La verdadera forma de consolidar una conexión es dar. Usualmente pensamos en esto en términos de la relación padre-hijo. Debido a que la naturaleza del dar va en un solo sentido, los padres aman a sus hijos mucho más de lo que los hijos aman a sus padres. Pero esta idea también se puede aplicar a una relación que te gustaría reparar, a alguien con quien te gustaría sentirte más cercano. Solamente tienes que empezar a brindarte.

Este fascinante principio no se aplica tan sólo a las relaciones, sino también a todo en la vida y puede utilizarse para profundizar nuestra conexión no solamente con las personas sino también con nuestros trabajos. No importa si objetivamente se trata del trabajo más significativo o no, del trabajo que más estimula el intelecto o no, tu trabajo soñado o no. Si das, te importará.

Aprendí esta idea de mi plomero. Ahora sé que puedes ganar un buen sueldo siendo plomero (¡algunos dicen que en estos días ganan mejor que un médico!) y por cierto estoy agradecida de tener un plomero disponible en el momento en que lo necesito, pero no hubiera pensado que es un trabajo muy interesante o emocionante. Aprendí lo contrario; o al menos aprendí a verlo a través de los ojos de mi plomero.

Tuvimos un problema con unas cañerías tapadas, aparentemente por las raíces de unos árboles. El plomero tiene una cámara especial que puede introducir a través de las cañerías y filmar lo que ocurre. De esta forma puede determinar cuánto avanzaron las raíces en nuestras cañerías y qué clase de reparaciones son necesarias. Yo quería saber la respuesta final, pero mi plomero deseaba mostrarme el video de nuestras cañerías. Realmente yo no deseaba verlo. Tenía muchas cosas que hacer, pero él fue muy insistente. ¡Y estaba muy entusiasmado!

## Instrucciones
a: Responda brevemente, según el pasaje:
(i) ¿Cuál es la verdadera forma de consolidar una conexión?
(ii) ¿De quién se aprendió la idea de que, si uno da, le importará su trabajo?
(iii) ¿Qué introduce el plomero a través de las cañerías para filmar lo que ocurre?
b: Copie del pasaje el fragmento que va desde "Este fascinante principio" hasta "das, te importará.", ambos incluidos.
Las entradas constituyen un material aparte, independiente del pasaje.

## Datos proporcionados
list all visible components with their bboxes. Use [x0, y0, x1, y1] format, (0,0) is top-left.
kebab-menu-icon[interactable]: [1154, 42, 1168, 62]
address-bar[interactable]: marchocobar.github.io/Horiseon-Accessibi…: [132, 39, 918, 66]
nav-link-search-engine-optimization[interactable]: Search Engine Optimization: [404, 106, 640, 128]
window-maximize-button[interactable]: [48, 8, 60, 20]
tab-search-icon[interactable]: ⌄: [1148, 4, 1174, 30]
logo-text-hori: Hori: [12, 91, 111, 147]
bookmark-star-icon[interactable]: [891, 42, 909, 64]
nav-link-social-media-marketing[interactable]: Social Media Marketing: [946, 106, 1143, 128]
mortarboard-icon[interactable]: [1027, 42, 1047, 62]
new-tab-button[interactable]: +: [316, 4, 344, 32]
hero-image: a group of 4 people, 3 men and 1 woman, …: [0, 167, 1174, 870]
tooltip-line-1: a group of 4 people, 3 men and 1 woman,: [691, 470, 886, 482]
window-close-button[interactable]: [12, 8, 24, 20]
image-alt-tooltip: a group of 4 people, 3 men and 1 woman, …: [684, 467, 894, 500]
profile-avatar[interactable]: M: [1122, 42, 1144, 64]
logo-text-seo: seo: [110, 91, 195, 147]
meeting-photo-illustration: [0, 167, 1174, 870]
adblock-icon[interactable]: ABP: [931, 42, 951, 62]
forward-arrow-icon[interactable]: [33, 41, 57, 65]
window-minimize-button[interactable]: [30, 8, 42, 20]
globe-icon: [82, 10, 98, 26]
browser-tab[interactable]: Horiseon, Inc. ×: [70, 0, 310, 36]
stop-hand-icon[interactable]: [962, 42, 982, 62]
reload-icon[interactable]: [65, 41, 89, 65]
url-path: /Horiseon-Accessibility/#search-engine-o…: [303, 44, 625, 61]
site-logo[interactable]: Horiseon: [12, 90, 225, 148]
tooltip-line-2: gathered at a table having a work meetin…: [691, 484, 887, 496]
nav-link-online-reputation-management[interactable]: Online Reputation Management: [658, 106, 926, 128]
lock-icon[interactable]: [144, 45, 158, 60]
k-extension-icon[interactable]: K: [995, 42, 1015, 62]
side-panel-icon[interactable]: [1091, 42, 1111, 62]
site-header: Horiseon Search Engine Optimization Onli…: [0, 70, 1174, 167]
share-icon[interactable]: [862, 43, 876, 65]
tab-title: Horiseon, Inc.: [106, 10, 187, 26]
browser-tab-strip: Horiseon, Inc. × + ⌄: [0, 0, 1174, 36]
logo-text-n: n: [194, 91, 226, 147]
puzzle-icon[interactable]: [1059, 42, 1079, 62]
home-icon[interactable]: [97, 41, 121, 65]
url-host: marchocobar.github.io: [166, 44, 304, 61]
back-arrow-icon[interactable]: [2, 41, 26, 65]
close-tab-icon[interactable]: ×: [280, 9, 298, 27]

## Respuestas escritas
a:
(i) Dar.
(ii) Del plomero.
(iii) Una cámara especial.

b:
Este fascinante principio no se aplica tan sólo a las relaciones, sino también a todo en la vida y puede utilizarse para profundizar nuestra conexión no solamente con las personas sino también con nuestros trabajos. No importa si objetivamente se trata del trabajo más significativo o no, del trabajo que más estimula el intelecto o no, tu trabajo soñado o no. Si das, te importará.